##### DATA PROVIDED #####
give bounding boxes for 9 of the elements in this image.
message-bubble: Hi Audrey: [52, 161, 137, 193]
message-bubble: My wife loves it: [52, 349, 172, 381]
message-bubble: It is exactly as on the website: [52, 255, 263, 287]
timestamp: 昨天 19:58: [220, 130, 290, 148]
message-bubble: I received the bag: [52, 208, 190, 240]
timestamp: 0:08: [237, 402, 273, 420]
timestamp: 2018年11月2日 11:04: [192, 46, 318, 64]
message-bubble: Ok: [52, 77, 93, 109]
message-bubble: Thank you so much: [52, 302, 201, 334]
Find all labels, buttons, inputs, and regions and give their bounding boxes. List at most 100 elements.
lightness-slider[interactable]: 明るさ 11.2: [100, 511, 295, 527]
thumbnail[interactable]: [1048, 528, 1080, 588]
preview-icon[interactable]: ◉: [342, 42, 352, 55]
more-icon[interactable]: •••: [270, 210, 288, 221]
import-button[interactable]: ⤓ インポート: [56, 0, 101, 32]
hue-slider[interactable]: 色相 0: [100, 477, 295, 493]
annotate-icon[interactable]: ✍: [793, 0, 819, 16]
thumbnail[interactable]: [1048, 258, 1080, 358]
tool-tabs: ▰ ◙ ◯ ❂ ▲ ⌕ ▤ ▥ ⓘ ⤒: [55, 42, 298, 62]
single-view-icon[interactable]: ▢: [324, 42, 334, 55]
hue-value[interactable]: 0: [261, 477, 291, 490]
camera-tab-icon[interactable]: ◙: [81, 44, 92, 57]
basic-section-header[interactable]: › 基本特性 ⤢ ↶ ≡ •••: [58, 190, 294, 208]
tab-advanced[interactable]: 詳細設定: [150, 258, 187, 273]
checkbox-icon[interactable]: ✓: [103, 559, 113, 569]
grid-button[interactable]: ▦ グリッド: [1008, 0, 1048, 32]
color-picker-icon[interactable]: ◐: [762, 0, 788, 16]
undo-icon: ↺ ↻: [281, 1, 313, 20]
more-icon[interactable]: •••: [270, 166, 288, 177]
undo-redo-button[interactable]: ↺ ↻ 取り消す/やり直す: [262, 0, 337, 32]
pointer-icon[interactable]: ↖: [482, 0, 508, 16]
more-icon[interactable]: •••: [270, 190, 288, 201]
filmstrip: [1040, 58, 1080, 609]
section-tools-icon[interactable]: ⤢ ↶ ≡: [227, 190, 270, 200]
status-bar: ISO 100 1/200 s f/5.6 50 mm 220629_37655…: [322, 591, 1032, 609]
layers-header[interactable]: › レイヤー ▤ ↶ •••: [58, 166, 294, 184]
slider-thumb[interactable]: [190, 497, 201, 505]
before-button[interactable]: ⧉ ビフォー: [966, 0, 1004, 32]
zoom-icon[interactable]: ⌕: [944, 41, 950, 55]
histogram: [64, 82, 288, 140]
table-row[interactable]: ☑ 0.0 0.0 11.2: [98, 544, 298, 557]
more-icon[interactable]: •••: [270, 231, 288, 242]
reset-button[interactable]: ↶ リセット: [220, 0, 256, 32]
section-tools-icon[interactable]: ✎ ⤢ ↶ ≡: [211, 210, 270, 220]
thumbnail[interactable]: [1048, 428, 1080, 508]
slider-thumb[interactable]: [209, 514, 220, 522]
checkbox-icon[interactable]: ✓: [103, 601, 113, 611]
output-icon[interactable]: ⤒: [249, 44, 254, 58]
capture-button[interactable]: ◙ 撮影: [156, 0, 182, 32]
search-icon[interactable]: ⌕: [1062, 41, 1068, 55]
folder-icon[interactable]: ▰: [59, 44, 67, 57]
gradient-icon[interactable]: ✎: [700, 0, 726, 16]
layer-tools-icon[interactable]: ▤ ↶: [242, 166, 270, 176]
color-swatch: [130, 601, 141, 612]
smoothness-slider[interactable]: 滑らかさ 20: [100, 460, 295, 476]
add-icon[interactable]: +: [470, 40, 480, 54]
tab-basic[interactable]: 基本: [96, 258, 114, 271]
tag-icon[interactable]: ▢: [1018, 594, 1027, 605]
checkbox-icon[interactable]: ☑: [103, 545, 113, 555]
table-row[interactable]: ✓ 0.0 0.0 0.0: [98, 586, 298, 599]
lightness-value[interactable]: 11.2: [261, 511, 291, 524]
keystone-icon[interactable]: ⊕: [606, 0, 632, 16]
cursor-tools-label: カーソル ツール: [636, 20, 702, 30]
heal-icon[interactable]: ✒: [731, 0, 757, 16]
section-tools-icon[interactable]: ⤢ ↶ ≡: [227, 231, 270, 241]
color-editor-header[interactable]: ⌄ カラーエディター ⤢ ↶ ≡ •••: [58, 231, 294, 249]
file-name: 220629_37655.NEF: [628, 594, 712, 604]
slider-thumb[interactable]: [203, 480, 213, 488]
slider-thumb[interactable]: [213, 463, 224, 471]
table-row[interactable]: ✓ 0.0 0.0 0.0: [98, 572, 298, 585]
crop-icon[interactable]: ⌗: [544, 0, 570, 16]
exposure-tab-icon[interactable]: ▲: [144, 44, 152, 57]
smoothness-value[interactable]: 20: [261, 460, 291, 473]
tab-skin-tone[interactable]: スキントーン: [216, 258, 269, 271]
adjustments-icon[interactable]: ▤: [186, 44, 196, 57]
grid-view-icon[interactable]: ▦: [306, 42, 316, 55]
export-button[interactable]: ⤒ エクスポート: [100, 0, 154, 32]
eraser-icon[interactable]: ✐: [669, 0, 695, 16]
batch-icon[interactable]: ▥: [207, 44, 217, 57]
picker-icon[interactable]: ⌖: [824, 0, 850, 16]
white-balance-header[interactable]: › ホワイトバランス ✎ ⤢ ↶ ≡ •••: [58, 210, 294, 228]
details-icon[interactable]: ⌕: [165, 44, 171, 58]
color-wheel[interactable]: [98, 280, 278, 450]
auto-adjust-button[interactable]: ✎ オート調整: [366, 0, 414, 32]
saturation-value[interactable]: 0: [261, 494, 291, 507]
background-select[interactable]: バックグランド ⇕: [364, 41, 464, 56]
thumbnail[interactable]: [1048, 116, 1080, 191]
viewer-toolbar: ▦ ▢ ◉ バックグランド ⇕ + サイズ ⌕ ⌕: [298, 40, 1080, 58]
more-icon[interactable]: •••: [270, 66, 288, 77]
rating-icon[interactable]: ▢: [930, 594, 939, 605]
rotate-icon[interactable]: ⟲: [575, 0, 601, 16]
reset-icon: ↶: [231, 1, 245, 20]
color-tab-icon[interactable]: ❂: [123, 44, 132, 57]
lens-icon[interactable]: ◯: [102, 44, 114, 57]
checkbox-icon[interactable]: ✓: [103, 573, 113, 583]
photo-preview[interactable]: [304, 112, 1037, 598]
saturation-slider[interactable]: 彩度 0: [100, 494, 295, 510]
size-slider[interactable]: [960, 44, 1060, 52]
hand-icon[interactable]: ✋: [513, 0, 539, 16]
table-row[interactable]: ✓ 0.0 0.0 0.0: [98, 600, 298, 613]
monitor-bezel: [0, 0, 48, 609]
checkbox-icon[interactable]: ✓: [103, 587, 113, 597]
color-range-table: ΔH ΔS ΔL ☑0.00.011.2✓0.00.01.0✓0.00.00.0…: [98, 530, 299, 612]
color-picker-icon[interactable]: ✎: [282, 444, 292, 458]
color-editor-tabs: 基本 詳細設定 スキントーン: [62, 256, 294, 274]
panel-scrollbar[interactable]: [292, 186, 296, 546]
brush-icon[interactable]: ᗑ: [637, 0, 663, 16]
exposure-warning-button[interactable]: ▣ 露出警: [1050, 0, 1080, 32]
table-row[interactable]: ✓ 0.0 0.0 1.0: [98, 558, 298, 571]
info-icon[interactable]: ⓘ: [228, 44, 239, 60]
#####
= TASK DESCRIPTION =
Rewrite the stretch from the start of the data through the line containing "preview-icon[interactable]: ◉: [342, 42, 352, 55]", changing every "timestamp" to "time-label" and leaving everything else as it is. Return only those lines.

= EXERCISE ANSWER =
give bounding boxes for 9 of the elements in this image.
message-bubble: Hi Audrey: [52, 161, 137, 193]
message-bubble: My wife loves it: [52, 349, 172, 381]
message-bubble: It is exactly as on the website: [52, 255, 263, 287]
time-label: 昨天 19:58: [220, 130, 290, 148]
message-bubble: I received the bag: [52, 208, 190, 240]
time-label: 0:08: [237, 402, 273, 420]
time-label: 2018年11月2日 11:04: [192, 46, 318, 64]
message-bubble: Ok: [52, 77, 93, 109]
message-bubble: Thank you so much: [52, 302, 201, 334]
Find all labels, buttons, inputs, and regions and give their bounding boxes. List at most 100 elements.
lightness-slider[interactable]: 明るさ 11.2: [100, 511, 295, 527]
thumbnail[interactable]: [1048, 528, 1080, 588]
preview-icon[interactable]: ◉: [342, 42, 352, 55]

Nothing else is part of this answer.